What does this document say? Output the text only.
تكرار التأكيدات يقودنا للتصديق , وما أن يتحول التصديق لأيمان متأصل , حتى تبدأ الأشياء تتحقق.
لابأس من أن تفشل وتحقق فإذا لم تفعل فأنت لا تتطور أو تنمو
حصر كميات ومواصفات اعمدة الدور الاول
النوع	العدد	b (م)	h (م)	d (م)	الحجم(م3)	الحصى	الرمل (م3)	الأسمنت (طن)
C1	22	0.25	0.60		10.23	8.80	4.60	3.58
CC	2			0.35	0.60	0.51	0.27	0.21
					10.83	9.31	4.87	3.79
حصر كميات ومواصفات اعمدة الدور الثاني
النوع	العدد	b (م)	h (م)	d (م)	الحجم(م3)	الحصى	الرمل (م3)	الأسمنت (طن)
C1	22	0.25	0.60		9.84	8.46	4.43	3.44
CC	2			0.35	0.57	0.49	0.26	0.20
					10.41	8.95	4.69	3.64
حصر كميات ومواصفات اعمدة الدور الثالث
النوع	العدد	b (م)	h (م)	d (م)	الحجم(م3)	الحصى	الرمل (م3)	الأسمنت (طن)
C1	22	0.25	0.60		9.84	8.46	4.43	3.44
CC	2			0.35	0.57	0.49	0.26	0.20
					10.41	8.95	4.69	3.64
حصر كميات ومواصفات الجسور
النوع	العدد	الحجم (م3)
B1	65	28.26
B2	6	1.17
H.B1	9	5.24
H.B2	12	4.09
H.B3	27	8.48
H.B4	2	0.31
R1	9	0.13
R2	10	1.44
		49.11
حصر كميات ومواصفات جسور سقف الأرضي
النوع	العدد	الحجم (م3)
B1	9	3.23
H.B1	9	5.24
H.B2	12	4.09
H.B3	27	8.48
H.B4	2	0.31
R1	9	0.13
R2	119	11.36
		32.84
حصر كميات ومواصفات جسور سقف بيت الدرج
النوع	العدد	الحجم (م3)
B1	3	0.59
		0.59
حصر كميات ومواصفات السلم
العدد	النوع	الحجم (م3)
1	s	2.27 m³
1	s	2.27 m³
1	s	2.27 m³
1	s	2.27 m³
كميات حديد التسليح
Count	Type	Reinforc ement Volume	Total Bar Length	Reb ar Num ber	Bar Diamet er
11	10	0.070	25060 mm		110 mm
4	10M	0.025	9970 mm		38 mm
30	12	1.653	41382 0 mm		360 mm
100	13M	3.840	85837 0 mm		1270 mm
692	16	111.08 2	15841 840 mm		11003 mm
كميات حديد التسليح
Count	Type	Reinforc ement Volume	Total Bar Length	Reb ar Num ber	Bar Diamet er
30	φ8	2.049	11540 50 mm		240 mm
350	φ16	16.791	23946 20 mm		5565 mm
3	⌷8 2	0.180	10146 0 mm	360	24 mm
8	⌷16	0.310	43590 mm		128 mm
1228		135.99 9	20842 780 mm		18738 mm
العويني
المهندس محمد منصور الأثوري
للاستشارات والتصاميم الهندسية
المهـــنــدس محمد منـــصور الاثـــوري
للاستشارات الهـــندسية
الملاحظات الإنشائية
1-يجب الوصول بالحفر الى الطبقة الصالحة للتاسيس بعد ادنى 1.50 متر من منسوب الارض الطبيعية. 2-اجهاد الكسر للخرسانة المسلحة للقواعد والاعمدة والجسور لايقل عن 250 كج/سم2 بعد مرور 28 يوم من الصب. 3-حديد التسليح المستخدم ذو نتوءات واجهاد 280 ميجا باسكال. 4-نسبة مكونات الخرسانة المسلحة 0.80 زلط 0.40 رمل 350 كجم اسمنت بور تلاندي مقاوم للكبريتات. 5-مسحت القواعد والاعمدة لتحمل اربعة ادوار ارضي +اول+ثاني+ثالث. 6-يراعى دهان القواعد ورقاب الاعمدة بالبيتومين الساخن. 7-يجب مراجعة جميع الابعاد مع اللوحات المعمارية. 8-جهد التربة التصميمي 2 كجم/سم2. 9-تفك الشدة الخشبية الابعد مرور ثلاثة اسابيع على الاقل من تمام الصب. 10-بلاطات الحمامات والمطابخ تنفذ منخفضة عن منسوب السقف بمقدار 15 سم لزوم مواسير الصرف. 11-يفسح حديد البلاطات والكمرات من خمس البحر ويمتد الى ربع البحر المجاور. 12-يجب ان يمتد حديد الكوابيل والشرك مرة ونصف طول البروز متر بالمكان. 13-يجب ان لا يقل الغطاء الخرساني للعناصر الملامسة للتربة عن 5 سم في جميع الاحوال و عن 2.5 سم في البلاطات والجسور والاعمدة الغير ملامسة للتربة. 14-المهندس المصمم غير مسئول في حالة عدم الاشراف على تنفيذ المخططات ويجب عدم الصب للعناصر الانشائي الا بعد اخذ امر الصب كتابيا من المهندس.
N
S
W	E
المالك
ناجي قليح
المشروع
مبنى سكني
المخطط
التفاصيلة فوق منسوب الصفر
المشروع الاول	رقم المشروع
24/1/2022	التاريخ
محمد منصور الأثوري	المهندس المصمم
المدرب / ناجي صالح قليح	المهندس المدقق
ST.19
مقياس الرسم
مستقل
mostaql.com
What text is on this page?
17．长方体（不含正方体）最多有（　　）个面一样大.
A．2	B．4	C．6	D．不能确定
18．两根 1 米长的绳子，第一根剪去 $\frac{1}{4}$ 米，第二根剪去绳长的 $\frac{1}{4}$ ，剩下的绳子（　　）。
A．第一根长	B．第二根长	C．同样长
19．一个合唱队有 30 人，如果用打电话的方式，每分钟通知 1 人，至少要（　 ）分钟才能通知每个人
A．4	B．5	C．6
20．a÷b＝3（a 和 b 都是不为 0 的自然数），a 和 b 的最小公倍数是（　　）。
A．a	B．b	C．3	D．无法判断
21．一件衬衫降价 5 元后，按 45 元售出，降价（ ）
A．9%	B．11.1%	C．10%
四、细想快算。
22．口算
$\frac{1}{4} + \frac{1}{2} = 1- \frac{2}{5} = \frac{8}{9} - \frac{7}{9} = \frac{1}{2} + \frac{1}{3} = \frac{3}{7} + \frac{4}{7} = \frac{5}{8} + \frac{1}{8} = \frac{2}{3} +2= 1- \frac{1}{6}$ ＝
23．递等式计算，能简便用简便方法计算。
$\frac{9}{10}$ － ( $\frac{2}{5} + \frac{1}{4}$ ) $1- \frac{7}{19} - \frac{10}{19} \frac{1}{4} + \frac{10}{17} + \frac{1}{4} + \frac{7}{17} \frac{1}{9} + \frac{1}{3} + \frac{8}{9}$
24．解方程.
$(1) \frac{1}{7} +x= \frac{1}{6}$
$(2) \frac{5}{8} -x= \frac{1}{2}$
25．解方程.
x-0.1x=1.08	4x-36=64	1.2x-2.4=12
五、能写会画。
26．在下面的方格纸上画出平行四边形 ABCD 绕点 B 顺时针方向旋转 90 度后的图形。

** What the task asks **
Return a copy of every line that includes the word "frac".

** Final result **
18．两根 1 米长的绳子，第一根剪去 $\frac{1}{4}$ 米，第二根剪去绳长的 $\frac{1}{4}$ ，剩下的绳子（　　）。
$\frac{1}{4} + \frac{1}{2} = 1- \frac{2}{5} = \frac{8}{9} - \frac{7}{9} = \frac{1}{2} + \frac{1}{3} = \frac{3}{7} + \frac{4}{7} = \frac{5}{8} + \frac{1}{8} = \frac{2}{3} +2= 1- \frac{1}{6}$ ＝
$\frac{9}{10}$ － ( $\frac{2}{5} + \frac{1}{4}$ ) $1- \frac{7}{19} - \frac{10}{19} \frac{1}{4} + \frac{10}{17} + \frac{1}{4} + \frac{7}{17} \frac{1}{9} + \frac{1}{3} + \frac{8}{9}$
$(1) \frac{1}{7} +x= \frac{1}{6}$
$(2) \frac{5}{8} -x= \frac{1}{2}$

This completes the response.